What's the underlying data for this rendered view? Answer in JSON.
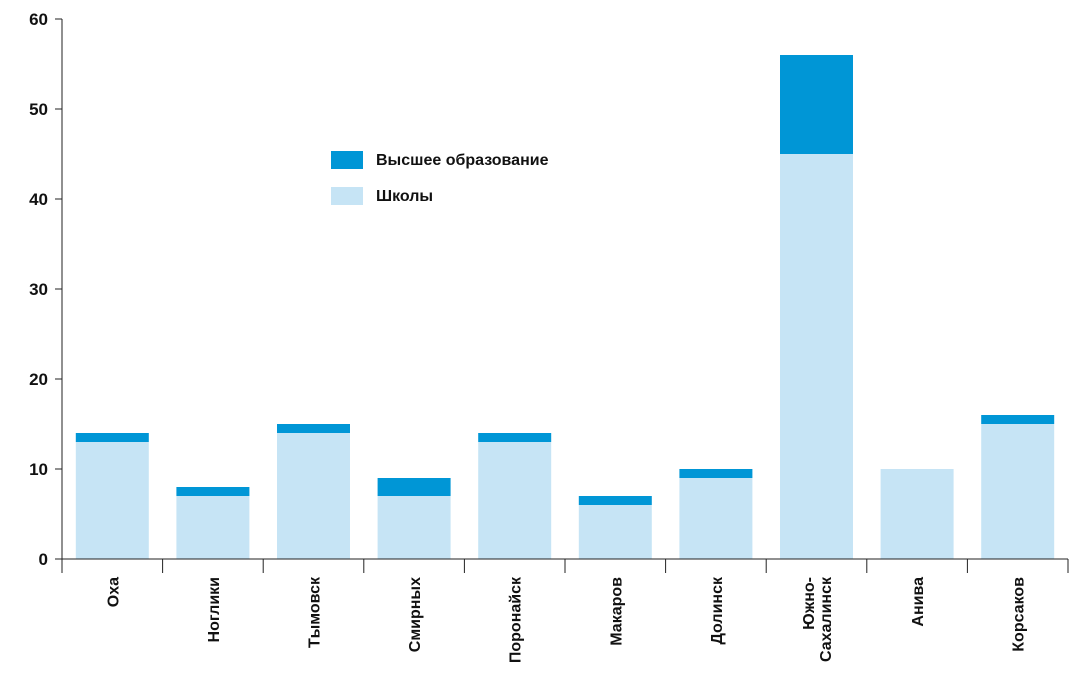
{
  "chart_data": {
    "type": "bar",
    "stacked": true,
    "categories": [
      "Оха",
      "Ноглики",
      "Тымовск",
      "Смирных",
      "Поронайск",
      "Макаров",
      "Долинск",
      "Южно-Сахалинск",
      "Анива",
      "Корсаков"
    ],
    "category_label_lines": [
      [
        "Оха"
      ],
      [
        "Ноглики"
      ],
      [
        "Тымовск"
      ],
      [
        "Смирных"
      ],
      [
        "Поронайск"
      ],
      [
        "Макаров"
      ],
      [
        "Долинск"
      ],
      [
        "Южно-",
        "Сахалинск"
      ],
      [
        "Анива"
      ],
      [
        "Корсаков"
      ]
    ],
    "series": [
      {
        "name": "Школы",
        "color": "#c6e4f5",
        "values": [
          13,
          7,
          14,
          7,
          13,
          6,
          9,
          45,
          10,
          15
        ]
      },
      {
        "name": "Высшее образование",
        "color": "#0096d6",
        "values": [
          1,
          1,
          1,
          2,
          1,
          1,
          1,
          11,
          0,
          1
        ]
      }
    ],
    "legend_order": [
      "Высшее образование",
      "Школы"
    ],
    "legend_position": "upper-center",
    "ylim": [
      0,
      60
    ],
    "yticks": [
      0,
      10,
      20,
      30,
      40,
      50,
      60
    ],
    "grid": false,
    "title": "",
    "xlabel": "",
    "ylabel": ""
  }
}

*-*-*

§ What the task requires
Print each line of the material above exactly, with the pictures removed from your copy.

§ Solution to the exercise
What's the underlying data for this rendered view? Answer in JSON.
{
  "chart_data": {
    "type": "bar",
    "stacked": true,
    "categories": [
      "Оха",
      "Ноглики",
      "Тымовск",
      "Смирных",
      "Поронайск",
      "Макаров",
      "Долинск",
      "Южно-Сахалинск",
      "Анива",
      "Корсаков"
    ],
    "category_label_lines": [
      [
        "Оха"
      ],
      [
        "Ноглики"
      ],
      [
        "Тымовск"
      ],
      [
        "Смирных"
      ],
      [
        "Поронайск"
      ],
      [
        "Макаров"
      ],
      [
        "Долинск"
      ],
      [
        "Южно-",
        "Сахалинск"
      ],
      [
        "Анива"
      ],
      [
        "Корсаков"
      ]
    ],
    "series": [
      {
        "name": "Школы",
        "color": "#c6e4f5",
        "values": [
          13,
          7,
          14,
          7,
          13,
          6,
          9,
          45,
          10,
          15
        ]
      },
      {
        "name": "Высшее образование",
        "color": "#0096d6",
        "values": [
          1,
          1,
          1,
          2,
          1,
          1,
          1,
          11,
          0,
          1
        ]
      }
    ],
    "legend_order": [
      "Высшее образование",
      "Школы"
    ],
    "legend_position": "upper-center",
    "ylim": [
      0,
      60
    ],
    "yticks": [
      0,
      10,
      20,
      30,
      40,
      50,
      60
    ],
    "grid": false,
    "title": "",
    "xlabel": "",
    "ylabel": ""
  }
}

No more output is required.